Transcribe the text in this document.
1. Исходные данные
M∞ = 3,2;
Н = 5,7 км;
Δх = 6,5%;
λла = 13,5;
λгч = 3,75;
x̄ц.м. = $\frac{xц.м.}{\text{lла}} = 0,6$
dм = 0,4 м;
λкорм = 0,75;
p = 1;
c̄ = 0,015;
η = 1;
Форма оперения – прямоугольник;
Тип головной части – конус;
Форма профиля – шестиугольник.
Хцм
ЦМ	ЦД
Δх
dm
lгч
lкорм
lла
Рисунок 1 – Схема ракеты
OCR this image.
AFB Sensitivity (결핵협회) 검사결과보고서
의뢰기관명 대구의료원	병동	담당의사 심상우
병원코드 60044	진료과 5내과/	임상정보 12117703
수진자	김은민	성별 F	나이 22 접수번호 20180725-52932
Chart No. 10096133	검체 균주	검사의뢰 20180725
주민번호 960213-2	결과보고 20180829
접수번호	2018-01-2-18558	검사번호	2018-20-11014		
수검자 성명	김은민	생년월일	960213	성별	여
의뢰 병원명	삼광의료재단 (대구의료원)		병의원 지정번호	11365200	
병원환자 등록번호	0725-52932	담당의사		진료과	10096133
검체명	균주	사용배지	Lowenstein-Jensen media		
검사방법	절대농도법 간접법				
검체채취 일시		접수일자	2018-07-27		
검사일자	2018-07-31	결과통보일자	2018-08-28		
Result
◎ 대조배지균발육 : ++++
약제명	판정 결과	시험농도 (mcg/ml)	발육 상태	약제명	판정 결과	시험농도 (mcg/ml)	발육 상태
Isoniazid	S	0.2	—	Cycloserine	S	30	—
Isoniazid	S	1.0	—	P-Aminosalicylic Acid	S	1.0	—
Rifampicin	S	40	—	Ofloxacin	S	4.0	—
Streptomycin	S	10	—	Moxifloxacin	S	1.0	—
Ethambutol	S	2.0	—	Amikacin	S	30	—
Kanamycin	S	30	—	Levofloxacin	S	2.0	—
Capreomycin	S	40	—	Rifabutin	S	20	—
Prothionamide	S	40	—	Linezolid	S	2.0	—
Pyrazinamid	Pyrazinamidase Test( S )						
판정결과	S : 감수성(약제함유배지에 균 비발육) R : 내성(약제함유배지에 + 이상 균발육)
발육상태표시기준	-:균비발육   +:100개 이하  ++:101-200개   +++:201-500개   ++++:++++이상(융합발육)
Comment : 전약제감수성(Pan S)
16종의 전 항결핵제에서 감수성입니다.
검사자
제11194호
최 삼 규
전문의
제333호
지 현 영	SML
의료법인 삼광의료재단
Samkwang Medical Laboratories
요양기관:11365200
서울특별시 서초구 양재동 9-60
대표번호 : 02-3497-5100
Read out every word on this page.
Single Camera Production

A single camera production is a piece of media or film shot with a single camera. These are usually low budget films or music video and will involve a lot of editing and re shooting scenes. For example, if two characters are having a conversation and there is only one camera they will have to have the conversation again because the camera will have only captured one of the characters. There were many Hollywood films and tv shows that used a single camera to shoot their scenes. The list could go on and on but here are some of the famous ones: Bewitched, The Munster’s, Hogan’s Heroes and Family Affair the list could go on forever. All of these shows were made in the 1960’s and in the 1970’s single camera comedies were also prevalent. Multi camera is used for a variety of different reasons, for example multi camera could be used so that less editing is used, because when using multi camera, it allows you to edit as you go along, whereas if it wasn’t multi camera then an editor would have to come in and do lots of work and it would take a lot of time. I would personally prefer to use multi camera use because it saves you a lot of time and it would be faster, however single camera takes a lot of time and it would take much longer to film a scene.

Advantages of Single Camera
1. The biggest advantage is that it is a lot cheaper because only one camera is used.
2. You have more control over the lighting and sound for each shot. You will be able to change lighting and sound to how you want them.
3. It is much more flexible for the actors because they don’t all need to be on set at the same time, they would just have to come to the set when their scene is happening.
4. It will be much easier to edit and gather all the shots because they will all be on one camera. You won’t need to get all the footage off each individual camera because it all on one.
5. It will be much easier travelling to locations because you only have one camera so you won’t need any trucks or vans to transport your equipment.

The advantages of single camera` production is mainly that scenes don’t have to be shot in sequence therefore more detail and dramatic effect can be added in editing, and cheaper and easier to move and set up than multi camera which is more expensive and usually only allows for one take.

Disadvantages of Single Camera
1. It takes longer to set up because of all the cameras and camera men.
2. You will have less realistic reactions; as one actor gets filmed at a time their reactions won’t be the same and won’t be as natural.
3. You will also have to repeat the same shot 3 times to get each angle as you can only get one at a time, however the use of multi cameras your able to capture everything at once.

■ **INSTRUCTION**:
Establish how many lines of the records contain the string "Форма" and state that number without elaboration.

■ **REPLY TO THE TASK**:
2